BEGIN Data for processing

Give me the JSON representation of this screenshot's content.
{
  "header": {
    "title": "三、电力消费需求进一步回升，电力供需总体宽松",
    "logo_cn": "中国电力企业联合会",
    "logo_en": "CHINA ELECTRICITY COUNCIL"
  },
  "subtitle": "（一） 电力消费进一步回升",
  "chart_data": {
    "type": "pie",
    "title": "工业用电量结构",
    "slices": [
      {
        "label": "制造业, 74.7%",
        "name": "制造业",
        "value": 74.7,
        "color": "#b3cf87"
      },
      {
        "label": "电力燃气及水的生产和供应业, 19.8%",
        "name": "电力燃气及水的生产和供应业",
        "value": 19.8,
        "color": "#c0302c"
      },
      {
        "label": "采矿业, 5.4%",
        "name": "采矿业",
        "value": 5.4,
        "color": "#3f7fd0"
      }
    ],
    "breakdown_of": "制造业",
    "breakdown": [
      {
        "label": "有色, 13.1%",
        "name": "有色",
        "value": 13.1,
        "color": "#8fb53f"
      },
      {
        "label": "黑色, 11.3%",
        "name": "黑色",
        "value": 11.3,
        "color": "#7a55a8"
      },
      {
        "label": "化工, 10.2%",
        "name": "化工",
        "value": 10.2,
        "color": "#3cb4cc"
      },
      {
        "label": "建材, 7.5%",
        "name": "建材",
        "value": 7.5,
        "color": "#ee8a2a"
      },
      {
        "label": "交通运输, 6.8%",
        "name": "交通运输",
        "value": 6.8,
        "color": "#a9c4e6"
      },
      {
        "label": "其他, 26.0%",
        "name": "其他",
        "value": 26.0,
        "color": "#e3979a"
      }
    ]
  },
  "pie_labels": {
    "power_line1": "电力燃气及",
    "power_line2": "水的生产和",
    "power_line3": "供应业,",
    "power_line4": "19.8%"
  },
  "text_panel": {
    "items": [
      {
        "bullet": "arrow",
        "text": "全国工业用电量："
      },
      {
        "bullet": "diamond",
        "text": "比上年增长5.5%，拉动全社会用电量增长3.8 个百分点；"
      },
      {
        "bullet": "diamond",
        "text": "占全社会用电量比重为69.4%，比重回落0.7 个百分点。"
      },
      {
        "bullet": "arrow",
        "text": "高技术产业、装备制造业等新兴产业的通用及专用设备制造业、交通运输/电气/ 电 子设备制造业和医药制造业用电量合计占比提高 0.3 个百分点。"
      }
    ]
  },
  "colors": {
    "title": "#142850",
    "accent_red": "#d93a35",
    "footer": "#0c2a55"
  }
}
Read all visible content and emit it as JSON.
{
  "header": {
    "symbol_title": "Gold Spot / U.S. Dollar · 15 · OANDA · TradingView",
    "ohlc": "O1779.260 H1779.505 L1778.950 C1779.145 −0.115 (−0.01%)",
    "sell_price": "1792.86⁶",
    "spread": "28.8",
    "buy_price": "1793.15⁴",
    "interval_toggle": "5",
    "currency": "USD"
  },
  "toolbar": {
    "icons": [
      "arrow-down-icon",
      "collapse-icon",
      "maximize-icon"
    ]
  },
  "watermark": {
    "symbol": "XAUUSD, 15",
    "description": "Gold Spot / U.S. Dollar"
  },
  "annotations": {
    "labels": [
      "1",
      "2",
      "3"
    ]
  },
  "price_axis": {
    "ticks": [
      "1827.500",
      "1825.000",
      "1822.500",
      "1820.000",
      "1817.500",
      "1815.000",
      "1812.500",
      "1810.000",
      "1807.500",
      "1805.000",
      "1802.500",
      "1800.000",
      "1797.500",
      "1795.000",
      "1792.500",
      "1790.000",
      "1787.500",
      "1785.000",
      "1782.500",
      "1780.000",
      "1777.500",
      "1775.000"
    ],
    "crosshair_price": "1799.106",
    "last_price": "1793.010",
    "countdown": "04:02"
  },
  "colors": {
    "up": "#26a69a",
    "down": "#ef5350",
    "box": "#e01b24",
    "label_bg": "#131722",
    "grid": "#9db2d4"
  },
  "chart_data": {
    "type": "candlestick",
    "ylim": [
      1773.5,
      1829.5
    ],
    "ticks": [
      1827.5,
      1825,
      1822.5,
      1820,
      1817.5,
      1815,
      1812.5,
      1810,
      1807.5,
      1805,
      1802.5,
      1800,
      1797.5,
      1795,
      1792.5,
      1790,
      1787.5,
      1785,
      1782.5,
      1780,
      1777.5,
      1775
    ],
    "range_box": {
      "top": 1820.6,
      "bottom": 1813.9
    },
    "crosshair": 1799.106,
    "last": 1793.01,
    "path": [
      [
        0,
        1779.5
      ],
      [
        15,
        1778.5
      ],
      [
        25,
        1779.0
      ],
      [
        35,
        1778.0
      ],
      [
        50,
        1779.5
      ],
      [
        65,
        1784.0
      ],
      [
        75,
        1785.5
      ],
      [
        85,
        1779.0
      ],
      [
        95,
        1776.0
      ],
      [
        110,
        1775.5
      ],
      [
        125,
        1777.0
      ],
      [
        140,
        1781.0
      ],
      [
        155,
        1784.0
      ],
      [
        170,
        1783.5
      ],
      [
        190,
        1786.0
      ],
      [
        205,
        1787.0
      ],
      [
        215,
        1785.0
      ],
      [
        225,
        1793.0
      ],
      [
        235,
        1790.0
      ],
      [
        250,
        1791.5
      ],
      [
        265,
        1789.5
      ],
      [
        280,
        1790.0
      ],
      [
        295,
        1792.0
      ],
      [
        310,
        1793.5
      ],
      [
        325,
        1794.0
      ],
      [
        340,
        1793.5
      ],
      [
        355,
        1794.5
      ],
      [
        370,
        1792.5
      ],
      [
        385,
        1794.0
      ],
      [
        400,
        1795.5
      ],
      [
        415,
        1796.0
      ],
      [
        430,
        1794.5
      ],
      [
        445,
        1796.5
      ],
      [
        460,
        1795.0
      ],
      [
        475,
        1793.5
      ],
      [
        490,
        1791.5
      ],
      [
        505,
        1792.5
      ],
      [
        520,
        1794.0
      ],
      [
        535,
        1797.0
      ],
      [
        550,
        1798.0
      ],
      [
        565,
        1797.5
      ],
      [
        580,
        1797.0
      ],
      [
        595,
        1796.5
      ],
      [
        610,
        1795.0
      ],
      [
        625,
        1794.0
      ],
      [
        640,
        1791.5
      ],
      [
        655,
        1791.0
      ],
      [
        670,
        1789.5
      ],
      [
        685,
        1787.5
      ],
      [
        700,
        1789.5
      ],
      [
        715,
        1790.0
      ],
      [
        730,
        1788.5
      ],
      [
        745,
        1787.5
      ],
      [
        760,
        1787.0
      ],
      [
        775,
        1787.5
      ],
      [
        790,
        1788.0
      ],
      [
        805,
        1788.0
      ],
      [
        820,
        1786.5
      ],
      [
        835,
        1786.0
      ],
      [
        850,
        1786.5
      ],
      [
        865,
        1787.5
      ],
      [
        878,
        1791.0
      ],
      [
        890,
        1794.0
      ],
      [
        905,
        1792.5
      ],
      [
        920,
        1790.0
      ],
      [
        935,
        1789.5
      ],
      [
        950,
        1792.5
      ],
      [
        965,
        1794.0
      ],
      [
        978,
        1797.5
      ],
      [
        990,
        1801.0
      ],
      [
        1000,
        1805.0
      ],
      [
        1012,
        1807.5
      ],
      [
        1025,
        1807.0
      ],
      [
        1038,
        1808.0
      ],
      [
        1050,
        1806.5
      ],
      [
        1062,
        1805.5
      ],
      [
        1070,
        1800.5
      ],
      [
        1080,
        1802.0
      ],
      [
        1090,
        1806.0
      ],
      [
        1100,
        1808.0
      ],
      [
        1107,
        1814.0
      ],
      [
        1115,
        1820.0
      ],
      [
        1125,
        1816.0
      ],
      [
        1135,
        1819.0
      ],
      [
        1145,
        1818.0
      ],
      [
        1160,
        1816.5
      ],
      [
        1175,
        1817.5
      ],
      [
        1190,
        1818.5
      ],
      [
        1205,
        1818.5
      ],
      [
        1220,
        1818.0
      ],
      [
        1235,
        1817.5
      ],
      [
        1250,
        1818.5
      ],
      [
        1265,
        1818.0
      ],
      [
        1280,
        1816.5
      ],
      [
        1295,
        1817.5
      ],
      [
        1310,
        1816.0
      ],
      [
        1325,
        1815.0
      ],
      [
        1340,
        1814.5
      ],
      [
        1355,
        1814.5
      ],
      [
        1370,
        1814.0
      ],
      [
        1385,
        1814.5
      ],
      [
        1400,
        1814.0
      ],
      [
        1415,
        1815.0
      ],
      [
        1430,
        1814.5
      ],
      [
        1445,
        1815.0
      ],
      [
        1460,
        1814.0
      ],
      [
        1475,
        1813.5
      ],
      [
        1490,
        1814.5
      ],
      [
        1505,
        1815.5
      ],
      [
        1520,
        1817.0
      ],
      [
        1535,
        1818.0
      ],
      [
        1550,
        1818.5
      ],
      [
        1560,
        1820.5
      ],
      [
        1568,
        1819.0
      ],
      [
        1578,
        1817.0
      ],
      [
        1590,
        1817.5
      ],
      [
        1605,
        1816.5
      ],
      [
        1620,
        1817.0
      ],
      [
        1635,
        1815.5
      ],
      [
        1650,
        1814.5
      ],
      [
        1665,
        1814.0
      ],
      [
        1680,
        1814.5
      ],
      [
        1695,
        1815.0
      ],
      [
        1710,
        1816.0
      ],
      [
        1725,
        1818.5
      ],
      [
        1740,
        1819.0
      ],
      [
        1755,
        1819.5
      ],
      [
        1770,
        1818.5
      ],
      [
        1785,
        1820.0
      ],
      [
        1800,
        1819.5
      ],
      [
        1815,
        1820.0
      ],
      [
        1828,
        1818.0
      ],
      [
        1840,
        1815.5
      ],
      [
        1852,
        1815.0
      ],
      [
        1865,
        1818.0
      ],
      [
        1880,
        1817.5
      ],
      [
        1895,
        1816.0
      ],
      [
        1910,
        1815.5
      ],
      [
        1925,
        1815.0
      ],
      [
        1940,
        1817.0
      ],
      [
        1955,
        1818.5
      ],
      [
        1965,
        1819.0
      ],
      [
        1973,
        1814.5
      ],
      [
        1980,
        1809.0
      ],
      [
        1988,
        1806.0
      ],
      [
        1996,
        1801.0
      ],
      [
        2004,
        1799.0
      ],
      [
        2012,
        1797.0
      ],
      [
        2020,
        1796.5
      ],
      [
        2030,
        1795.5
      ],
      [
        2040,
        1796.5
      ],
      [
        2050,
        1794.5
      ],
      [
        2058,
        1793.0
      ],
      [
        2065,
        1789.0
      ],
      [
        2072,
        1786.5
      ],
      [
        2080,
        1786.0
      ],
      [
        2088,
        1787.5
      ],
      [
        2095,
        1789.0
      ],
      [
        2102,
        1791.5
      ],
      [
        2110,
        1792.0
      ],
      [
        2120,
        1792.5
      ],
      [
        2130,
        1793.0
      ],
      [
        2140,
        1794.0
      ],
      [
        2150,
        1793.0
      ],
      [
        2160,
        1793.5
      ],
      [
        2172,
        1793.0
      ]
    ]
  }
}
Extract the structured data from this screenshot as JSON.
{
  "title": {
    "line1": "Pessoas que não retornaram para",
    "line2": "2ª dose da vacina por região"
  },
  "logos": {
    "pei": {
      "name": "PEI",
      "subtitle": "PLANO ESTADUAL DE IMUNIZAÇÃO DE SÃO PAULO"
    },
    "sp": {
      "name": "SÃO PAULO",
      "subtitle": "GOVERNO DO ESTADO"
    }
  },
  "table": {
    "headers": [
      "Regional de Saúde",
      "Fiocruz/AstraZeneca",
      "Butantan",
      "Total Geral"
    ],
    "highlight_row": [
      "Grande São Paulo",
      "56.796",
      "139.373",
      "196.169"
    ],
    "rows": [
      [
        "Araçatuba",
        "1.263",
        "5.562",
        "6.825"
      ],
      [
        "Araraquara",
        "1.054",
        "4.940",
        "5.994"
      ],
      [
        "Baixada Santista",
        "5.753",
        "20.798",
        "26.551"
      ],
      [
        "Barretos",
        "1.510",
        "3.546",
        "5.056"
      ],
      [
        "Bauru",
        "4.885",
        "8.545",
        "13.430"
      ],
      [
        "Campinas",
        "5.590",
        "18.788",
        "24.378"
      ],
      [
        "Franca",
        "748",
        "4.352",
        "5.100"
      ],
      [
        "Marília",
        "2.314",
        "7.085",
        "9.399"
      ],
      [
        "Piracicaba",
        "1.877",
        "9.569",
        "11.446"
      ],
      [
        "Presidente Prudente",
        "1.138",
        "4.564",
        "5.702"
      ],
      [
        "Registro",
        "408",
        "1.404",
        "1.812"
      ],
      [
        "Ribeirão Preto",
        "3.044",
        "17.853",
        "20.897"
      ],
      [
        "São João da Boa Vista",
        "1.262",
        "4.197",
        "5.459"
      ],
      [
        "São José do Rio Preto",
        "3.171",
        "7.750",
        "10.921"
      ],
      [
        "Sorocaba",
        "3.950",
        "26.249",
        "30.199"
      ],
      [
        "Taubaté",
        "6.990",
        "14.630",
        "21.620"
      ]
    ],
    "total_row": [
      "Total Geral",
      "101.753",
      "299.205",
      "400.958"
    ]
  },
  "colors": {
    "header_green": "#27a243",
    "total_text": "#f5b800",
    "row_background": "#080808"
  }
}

END Data for processing

**Work to complete:** Report how many lines of the listing hold the string "JSON", giving only the number.

**Exercise result:** 3